-- DATA RECORDS start --

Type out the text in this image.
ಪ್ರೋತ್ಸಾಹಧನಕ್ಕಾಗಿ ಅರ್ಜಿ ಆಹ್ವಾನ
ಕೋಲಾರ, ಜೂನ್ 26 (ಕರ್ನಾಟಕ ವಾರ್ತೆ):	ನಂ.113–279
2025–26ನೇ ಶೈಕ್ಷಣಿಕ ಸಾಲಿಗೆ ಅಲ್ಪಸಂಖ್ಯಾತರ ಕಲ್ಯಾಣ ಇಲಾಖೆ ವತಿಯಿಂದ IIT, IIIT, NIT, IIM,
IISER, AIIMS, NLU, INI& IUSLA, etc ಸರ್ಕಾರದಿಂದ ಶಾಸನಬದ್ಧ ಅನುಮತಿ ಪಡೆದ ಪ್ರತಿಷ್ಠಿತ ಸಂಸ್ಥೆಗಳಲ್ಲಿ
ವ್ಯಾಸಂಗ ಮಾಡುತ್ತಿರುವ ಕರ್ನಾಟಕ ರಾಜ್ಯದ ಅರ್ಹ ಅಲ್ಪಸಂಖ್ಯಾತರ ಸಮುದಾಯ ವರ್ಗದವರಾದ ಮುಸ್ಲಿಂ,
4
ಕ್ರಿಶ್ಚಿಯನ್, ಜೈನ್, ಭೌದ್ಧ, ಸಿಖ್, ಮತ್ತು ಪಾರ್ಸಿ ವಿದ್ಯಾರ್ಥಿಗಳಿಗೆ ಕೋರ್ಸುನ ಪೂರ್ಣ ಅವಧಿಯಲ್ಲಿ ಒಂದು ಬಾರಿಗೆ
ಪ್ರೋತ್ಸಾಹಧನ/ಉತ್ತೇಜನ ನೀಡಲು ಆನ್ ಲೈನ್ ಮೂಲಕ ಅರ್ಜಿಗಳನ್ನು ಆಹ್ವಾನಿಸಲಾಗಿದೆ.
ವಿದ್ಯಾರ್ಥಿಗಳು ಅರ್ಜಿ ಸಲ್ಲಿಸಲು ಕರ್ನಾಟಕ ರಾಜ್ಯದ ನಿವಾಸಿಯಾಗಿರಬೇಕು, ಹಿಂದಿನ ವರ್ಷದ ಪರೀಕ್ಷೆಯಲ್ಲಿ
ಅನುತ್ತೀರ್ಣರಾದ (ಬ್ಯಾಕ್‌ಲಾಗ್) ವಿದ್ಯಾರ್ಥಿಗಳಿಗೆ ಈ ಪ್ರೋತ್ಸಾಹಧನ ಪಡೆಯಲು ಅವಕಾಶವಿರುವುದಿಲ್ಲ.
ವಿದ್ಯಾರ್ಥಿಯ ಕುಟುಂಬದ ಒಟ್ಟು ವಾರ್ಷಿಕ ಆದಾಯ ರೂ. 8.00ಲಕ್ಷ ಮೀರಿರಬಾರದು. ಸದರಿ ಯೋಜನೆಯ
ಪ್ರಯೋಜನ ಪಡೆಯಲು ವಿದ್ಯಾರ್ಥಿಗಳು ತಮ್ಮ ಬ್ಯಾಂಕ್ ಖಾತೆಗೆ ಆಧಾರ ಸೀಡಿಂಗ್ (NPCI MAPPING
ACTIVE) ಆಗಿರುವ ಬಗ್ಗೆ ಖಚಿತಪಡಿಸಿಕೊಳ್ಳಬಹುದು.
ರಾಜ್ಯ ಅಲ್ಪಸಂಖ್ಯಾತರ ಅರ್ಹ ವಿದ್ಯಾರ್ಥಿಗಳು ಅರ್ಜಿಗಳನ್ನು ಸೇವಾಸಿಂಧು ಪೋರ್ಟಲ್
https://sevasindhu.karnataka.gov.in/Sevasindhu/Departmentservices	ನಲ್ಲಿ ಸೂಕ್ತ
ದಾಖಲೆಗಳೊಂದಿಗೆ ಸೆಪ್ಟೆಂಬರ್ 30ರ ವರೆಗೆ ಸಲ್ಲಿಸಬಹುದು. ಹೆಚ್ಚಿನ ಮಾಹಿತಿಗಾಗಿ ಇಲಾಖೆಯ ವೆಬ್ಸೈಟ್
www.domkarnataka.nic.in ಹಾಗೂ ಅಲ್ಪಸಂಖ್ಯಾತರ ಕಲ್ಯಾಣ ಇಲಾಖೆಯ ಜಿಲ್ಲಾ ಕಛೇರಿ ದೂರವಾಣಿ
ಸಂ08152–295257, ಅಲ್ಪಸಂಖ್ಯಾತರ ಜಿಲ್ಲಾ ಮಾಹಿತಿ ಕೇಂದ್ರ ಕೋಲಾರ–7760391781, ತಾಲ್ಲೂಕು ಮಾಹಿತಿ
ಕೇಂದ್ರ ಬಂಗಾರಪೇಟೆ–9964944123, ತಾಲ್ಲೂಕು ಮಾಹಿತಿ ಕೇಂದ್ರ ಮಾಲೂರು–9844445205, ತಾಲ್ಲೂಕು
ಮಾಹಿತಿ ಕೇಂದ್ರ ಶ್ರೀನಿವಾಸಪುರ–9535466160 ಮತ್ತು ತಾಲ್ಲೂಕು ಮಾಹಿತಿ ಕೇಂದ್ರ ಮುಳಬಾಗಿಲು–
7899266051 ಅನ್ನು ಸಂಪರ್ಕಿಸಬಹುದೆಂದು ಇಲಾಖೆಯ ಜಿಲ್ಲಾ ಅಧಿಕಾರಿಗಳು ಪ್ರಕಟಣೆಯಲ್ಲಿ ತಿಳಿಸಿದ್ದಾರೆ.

-- DATA RECORDS end --
-- DATA RECORDS start --

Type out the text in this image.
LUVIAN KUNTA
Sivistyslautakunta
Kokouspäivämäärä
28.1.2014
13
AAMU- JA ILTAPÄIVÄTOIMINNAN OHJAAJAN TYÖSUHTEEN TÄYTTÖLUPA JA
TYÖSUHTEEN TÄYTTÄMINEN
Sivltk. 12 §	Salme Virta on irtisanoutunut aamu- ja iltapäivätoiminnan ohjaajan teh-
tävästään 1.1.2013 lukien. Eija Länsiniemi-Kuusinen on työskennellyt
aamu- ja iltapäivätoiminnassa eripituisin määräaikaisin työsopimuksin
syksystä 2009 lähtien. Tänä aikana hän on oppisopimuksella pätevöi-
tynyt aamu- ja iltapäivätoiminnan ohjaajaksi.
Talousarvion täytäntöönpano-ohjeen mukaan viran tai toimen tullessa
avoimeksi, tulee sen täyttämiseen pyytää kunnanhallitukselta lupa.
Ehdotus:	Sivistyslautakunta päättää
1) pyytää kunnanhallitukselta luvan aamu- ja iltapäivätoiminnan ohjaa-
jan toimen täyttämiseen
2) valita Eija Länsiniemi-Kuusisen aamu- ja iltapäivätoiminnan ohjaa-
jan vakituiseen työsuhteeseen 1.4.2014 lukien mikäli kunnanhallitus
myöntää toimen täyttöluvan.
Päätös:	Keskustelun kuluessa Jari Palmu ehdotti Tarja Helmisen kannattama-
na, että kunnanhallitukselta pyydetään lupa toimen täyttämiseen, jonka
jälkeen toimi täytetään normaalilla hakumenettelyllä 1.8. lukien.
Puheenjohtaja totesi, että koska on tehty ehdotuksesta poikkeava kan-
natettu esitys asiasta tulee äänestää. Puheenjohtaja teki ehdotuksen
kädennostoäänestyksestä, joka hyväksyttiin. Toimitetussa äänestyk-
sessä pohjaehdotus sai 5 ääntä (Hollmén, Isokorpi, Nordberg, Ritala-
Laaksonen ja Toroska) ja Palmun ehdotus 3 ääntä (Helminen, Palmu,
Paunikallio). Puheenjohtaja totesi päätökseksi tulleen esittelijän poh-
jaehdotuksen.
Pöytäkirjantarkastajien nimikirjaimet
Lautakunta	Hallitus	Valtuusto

-- DATA RECORDS end --
-- DATA RECORDS start --

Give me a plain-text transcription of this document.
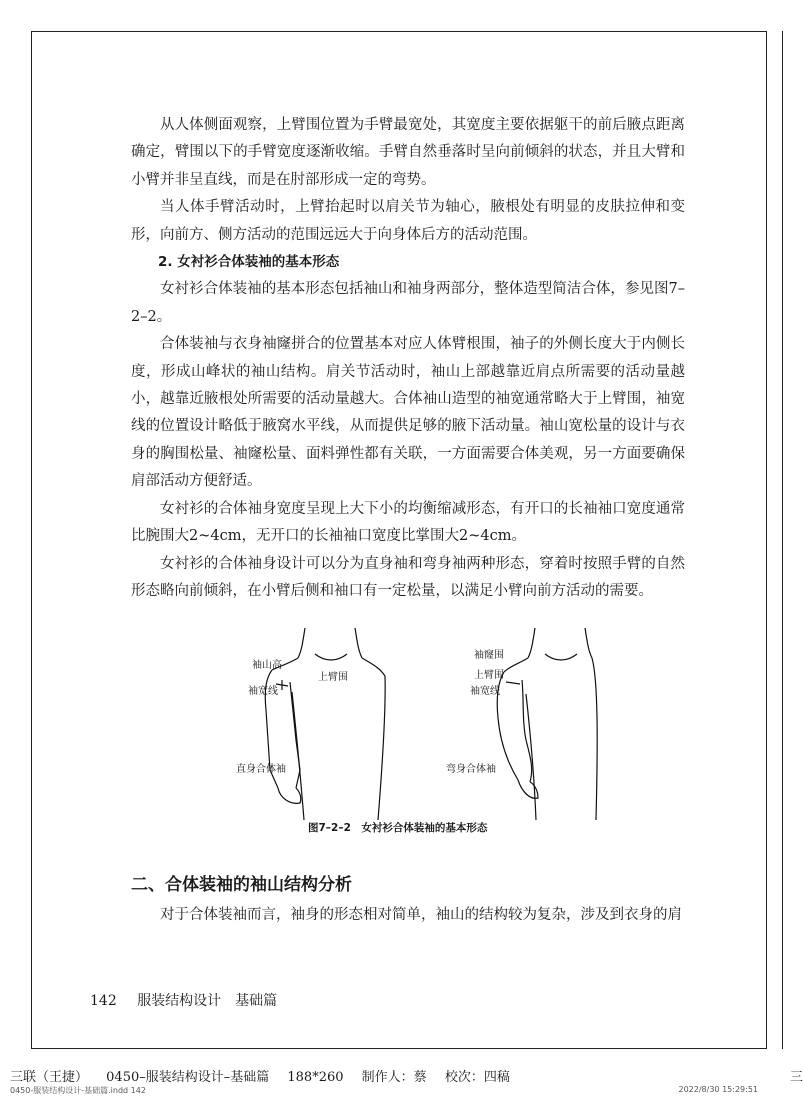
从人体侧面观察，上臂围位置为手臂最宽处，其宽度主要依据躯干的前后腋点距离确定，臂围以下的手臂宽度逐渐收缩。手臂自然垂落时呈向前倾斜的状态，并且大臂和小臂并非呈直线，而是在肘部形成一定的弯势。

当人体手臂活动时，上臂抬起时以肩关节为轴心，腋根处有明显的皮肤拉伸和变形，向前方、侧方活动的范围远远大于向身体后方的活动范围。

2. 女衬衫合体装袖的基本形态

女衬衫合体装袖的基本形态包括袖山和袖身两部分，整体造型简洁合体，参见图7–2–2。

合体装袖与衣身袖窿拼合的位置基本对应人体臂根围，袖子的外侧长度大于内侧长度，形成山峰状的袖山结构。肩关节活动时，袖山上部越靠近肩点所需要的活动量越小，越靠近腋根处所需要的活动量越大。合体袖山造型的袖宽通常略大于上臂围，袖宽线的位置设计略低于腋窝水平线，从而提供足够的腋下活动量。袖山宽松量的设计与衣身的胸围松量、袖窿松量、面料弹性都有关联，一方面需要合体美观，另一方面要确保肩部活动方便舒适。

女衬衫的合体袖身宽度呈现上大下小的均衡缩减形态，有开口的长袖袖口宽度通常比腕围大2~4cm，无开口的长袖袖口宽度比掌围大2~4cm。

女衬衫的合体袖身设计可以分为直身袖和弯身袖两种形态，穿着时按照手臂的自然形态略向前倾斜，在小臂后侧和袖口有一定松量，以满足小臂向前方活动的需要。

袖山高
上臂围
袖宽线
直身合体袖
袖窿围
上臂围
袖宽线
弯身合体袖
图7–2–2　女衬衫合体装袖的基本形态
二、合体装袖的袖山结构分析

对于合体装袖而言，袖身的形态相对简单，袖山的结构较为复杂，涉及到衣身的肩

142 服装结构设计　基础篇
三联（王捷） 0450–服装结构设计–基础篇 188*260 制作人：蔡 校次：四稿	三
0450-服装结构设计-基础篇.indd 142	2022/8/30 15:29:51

-- DATA RECORDS end --

### EXERCISE AIM
Extract each line from the listing that holds the word "Palmu".

### ANSWER TO THIS TASK
Päätös:	Keskustelun kuluessa Jari Palmu ehdotti Tarja Helmisen kannattama-
Laaksonen ja Toroska) ja Palmun ehdotus 3 ääntä (Helminen, Palmu,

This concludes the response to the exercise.